REQUIREMENTS — Your task is to retype each line of the data below exactly.

***

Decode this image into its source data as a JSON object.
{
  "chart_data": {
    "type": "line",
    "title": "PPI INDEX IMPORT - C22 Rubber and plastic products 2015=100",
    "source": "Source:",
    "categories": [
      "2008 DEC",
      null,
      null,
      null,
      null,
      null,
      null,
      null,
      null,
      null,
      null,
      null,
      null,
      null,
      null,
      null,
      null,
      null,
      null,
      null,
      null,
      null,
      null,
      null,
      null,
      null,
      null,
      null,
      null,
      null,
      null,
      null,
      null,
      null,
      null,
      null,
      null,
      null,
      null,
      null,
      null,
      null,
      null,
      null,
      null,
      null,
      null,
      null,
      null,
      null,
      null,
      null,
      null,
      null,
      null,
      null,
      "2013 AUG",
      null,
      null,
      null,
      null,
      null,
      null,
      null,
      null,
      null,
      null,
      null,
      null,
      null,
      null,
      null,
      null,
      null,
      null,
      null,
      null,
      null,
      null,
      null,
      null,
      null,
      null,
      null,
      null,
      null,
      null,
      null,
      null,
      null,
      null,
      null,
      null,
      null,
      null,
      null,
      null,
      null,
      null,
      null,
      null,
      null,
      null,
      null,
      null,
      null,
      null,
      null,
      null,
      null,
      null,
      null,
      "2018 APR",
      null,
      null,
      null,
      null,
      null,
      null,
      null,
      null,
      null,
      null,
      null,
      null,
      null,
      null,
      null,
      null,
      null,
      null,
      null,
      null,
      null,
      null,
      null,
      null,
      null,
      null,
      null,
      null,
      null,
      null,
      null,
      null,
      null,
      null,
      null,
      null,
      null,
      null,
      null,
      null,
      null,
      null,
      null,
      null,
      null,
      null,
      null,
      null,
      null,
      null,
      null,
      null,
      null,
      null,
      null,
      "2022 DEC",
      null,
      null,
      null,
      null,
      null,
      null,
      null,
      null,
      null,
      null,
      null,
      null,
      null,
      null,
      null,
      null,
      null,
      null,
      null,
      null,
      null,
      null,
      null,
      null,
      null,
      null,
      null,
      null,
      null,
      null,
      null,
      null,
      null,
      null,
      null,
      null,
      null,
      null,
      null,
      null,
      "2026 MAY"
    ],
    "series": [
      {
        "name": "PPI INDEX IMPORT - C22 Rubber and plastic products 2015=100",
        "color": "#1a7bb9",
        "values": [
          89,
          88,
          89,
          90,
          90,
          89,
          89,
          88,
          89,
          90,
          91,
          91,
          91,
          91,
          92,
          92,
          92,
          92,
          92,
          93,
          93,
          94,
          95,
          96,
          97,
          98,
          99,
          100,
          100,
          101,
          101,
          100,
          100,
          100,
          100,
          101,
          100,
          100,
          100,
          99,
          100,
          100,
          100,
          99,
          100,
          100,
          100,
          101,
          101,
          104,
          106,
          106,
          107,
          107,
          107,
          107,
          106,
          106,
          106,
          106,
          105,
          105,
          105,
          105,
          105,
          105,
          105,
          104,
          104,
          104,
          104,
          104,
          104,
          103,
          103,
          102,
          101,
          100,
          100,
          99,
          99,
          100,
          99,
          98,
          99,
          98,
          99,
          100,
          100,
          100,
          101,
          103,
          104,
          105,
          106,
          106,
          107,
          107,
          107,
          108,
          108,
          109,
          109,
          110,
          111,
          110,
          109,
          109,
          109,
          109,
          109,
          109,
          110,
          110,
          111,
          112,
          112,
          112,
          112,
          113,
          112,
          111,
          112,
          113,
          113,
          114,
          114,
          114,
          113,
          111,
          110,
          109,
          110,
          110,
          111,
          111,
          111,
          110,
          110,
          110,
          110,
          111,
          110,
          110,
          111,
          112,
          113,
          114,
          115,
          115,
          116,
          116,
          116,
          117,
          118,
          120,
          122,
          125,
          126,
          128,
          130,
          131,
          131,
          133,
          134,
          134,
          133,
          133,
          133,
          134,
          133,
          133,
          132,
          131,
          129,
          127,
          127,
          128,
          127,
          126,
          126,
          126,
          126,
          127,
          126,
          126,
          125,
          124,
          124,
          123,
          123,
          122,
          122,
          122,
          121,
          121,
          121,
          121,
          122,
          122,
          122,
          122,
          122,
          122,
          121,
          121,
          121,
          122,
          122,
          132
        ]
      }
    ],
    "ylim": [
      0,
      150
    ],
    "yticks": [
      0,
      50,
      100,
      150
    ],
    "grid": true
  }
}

***

RESPONSE TO THE TASK —
Decode this image into its source data as a JSON object.
{
  "chart_data": {
    "type": "line",
    "title": "PPI INDEX IMPORT - C22 Rubber and plastic products 2015=100",
    "source": "Source:",
    "categories": [
      "2008 DEC",
      null,
      null,
      null,
      null,
      null,
      null,
      null,
      null,
      null,
      null,
      null,
      null,
      null,
      null,
      null,
      null,
      null,
      null,
      null,
      null,
      null,
      null,
      null,
      null,
      null,
      null,
      null,
      null,
      null,
      null,
      null,
      null,
      null,
      null,
      null,
      null,
      null,
      null,
      null,
      null,
      null,
      null,
      null,
      null,
      null,
      null,
      null,
      null,
      null,
      null,
      null,
      null,
      null,
      null,
      null,
      "2013 AUG",
      null,
      null,
      null,
      null,
      null,
      null,
      null,
      null,
      null,
      null,
      null,
      null,
      null,
      null,
      null,
      null,
      null,
      null,
      null,
      null,
      null,
      null,
      null,
      null,
      null,
      null,
      null,
      null,
      null,
      null,
      null,
      null,
      null,
      null,
      null,
      null,
      null,
      null,
      null,
      null,
      null,
      null,
      null,
      null,
      null,
      null,
      null,
      null,
      null,
      null,
      null,
      null,
      null,
      null,
      null,
      "2018 APR",
      null,
      null,
      null,
      null,
      null,
      null,
      null,
      null,
      null,
      null,
      null,
      null,
      null,
      null,
      null,
      null,
      null,
      null,
      null,
      null,
      null,
      null,
      null,
      null,
      null,
      null,
      null,
      null,
      null,
      null,
      null,
      null,
      null,
      null,
      null,
      null,
      null,
      null,
      null,
      null,
      null,
      null,
      null,
      null,
      null,
      null,
      null,
      null,
      null,
      null,
      null,
      null,
      null,
      null,
      null,
      "2022 DEC",
      null,
      null,
      null,
      null,
      null,
      null,
      null,
      null,
      null,
      null,
      null,
      null,
      null,
      null,
      null,
      null,
      null,
      null,
      null,
      null,
      null,
      null,
      null,
      null,
      null,
      null,
      null,
      null,
      null,
      null,
      null,
      null,
      null,
      null,
      null,
      null,
      null,
      null,
      null,
      null,
      "2026 MAY"
    ],
    "series": [
      {
        "name": "PPI INDEX IMPORT - C22 Rubber and plastic products 2015=100",
        "color": "#1a7bb9",
        "values": [
          89,
          88,
          89,
          90,
          90,
          89,
          89,
          88,
          89,
          90,
          91,
          91,
          91,
          91,
          92,
          92,
          92,
          92,
          92,
          93,
          93,
          94,
          95,
          96,
          97,
          98,
          99,
          100,
          100,
          101,
          101,
          100,
          100,
          100,
          100,
          101,
          100,
          100,
          100,
          99,
          100,
          100,
          100,
          99,
          100,
          100,
          100,
          101,
          101,
          104,
          106,
          106,
          107,
          107,
          107,
          107,
          106,
          106,
          106,
          106,
          105,
          105,
          105,
          105,
          105,
          105,
          105,
          104,
          104,
          104,
          104,
          104,
          104,
          103,
          103,
          102,
          101,
          100,
          100,
          99,
          99,
          100,
          99,
          98,
          99,
          98,
          99,
          100,
          100,
          100,
          101,
          103,
          104,
          105,
          106,
          106,
          107,
          107,
          107,
          108,
          108,
          109,
          109,
          110,
          111,
          110,
          109,
          109,
          109,
          109,
          109,
          109,
          110,
          110,
          111,
          112,
          112,
          112,
          112,
          113,
          112,
          111,
          112,
          113,
          113,
          114,
          114,
          114,
          113,
          111,
          110,
          109,
          110,
          110,
          111,
          111,
          111,
          110,
          110,
          110,
          110,
          111,
          110,
          110,
          111,
          112,
          113,
          114,
          115,
          115,
          116,
          116,
          116,
          117,
          118,
          120,
          122,
          125,
          126,
          128,
          130,
          131,
          131,
          133,
          134,
          134,
          133,
          133,
          133,
          134,
          133,
          133,
          132,
          131,
          129,
          127,
          127,
          128,
          127,
          126,
          126,
          126,
          126,
          127,
          126,
          126,
          125,
          124,
          124,
          123,
          123,
          122,
          122,
          122,
          121,
          121,
          121,
          121,
          122,
          122,
          122,
          122,
          122,
          122,
          121,
          121,
          121,
          122,
          122,
          132
        ]
      }
    ],
    "ylim": [
      0,
      150
    ],
    "yticks": [
      0,
      50,
      100,
      150
    ],
    "grid": true
  }
}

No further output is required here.